▶ [Your instructions] Set down each entry exactly as given; pictures should not appear in the copy.

Dataset listings of figures:
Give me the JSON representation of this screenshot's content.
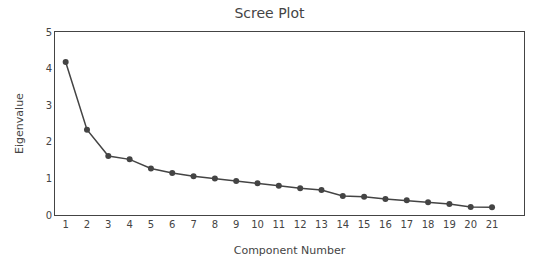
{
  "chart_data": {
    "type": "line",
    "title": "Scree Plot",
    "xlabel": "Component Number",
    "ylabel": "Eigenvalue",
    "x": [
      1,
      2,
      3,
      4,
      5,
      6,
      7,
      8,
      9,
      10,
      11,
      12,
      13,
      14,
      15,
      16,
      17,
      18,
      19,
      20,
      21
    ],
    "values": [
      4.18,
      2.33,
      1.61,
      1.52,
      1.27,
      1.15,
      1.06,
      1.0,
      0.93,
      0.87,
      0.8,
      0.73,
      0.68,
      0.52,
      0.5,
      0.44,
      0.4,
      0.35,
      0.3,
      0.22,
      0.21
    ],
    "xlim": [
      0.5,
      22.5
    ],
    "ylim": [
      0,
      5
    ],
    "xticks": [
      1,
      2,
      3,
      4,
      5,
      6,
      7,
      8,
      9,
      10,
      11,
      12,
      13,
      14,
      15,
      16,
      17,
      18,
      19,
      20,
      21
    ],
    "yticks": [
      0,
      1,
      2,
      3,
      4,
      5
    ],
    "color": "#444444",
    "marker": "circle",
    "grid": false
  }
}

▶ [Written solution]
Give me the JSON representation of this screenshot's content.
{
  "chart_data": {
    "type": "line",
    "title": "Scree Plot",
    "xlabel": "Component Number",
    "ylabel": "Eigenvalue",
    "x": [
      1,
      2,
      3,
      4,
      5,
      6,
      7,
      8,
      9,
      10,
      11,
      12,
      13,
      14,
      15,
      16,
      17,
      18,
      19,
      20,
      21
    ],
    "values": [
      4.18,
      2.33,
      1.61,
      1.52,
      1.27,
      1.15,
      1.06,
      1.0,
      0.93,
      0.87,
      0.8,
      0.73,
      0.68,
      0.52,
      0.5,
      0.44,
      0.4,
      0.35,
      0.3,
      0.22,
      0.21
    ],
    "xlim": [
      0.5,
      22.5
    ],
    "ylim": [
      0,
      5
    ],
    "xticks": [
      1,
      2,
      3,
      4,
      5,
      6,
      7,
      8,
      9,
      10,
      11,
      12,
      13,
      14,
      15,
      16,
      17,
      18,
      19,
      20,
      21
    ],
    "yticks": [
      0,
      1,
      2,
      3,
      4,
      5
    ],
    "color": "#444444",
    "marker": "circle",
    "grid": false
  }
}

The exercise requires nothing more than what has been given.